» TASKS TO PERFORM:
• 1. Please reproduce the passage on the Board of Pardons word for word, everything from "Fetterman called Flood" down to "by dealing drugs.".
• 2. Please answer these questions from the passage on the Board of Pardons:
(a) On what date did Brandon Flood become secretary of the Board of Pardons?
(b) How many members does the Board of Pardons have?
(c) What work did Flood's father do?

:: PROVIDED TEXT ::

It may have seemed like an April Fool’s joke to many Pennsylvanians when, on April 1, 2019, former prisoner Brandon Flood became the new secretary of the state’s Board of Pardons (BOP). In fact, it was part of a multi-prong strategy by Lt. Governor John Fetterman, who is also chairman of the five-member BOP, to make pardons more accessible to ex-prisoners.

Fetterman called Flood “a singularly unique person to have in order help remake the process ... which is only the only remedy for anyone in Pennsylvania who wants to move forward with their lives in this way.”

“If they see this [a pardon] as a viable option, they will continue to be productive citizens,” Flood remarked. “They will see there’s a light at the end of the tunnel.” 

Flood, 36, was raised along with two sisters by a single father who was a veteran and worked as a government accountant. Flood believes he turned to street crime to rebel against his straight-arrow upbringing. He also admits to “trying to take the easy route” to money and success by dealing drugs.

:::
:: DATASET CONTENT ::

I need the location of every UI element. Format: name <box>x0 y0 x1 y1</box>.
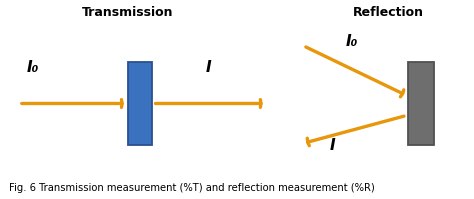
Text: I: I <box>206 60 211 75</box>
Bar <box>128 62 152 145</box>
Text: I: I <box>329 138 335 153</box>
Text: Reflection: Reflection <box>353 6 424 19</box>
Text: I₀: I₀ <box>346 34 358 49</box>
Text: Transmission: Transmission <box>82 6 174 19</box>
Text: I₀: I₀ <box>27 60 39 75</box>
Bar <box>408 62 434 145</box>
Text: Fig. 6 Transmission measurement (%T) and reflection measurement (%R): Fig. 6 Transmission measurement (%T) and… <box>9 183 375 193</box>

:::

» CORRECT ANSWERS:
• 1.
Fetterman called Flood “a singularly unique person to have in order help remake the process ... which is only the only remedy for anyone in Pennsylvania who wants to move forward with their lives in this way.”

“If they see this [a pardon] as a viable option, they will continue to be productive citizens,” Flood remarked. “They will see there’s a light at the end of the tunnel.” 

Flood, 36, was raised along with two sisters by a single father who was a veteran and worked as a government accountant. Flood believes he turned to street crime to rebel against his straight-arrow upbringing. He also admits to “trying to take the easy route” to money and success by dealing drugs.

• 2.
(a) April 1, 2019
(b) Five
(c) He worked as a government accountant.